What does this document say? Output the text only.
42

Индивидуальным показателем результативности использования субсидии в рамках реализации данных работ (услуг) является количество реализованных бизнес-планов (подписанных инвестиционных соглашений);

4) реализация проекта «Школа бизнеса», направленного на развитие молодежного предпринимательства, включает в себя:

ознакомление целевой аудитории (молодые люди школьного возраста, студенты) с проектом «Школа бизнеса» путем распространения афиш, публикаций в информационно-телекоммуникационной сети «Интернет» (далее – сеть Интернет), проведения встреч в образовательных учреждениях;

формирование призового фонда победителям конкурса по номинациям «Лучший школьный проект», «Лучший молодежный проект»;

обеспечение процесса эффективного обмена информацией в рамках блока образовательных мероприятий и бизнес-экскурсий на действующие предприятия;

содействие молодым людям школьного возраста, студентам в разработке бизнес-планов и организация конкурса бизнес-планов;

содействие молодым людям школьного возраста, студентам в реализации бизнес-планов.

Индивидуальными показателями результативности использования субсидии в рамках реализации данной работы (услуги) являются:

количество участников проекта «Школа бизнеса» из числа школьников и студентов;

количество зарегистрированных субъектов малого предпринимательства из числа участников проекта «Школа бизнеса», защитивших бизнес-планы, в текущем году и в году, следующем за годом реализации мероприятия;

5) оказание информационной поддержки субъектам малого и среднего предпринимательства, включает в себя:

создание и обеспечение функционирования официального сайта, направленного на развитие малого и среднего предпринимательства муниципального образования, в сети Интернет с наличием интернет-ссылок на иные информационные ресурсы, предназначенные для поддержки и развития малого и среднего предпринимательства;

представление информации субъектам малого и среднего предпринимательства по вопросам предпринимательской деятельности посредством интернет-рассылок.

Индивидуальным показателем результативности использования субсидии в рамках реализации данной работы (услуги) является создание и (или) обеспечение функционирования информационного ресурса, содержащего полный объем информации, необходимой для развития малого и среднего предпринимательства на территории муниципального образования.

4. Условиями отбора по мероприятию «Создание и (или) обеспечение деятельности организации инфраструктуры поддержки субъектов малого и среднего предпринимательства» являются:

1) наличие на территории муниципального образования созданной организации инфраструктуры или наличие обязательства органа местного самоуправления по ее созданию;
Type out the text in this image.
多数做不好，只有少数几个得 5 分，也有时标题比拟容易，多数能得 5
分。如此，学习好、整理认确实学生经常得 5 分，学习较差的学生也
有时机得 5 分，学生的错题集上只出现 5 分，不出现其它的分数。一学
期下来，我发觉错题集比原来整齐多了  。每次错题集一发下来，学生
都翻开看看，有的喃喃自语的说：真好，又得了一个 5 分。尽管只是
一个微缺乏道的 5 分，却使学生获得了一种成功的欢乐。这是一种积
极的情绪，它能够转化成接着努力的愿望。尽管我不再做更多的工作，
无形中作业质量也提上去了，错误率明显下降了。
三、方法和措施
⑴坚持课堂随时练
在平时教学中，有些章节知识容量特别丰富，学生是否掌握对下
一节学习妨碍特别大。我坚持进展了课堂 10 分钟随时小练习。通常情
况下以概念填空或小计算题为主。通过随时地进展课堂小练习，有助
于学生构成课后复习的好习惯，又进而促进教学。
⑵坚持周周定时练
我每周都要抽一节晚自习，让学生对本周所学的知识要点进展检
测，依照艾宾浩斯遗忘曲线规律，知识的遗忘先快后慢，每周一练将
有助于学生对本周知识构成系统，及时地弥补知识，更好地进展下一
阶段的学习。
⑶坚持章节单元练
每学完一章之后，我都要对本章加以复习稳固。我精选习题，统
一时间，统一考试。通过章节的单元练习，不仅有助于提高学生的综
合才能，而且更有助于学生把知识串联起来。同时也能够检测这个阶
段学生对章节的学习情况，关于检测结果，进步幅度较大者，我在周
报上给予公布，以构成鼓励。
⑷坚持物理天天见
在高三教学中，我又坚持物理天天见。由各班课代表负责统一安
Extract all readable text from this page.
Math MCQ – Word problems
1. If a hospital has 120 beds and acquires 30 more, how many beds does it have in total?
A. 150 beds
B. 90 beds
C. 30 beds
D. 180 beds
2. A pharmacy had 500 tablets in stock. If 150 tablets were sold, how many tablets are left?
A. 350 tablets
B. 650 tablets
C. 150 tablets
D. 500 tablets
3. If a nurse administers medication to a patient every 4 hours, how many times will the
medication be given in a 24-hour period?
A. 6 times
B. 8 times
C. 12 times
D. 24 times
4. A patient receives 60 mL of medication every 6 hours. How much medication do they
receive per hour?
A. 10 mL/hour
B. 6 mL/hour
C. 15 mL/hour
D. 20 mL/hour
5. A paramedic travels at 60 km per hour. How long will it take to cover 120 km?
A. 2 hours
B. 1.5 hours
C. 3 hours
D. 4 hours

## YOUR TASK
Answer with one number only: how many lines above contain the word "молодым".

## SOLUTION TO THE PROBLEM
2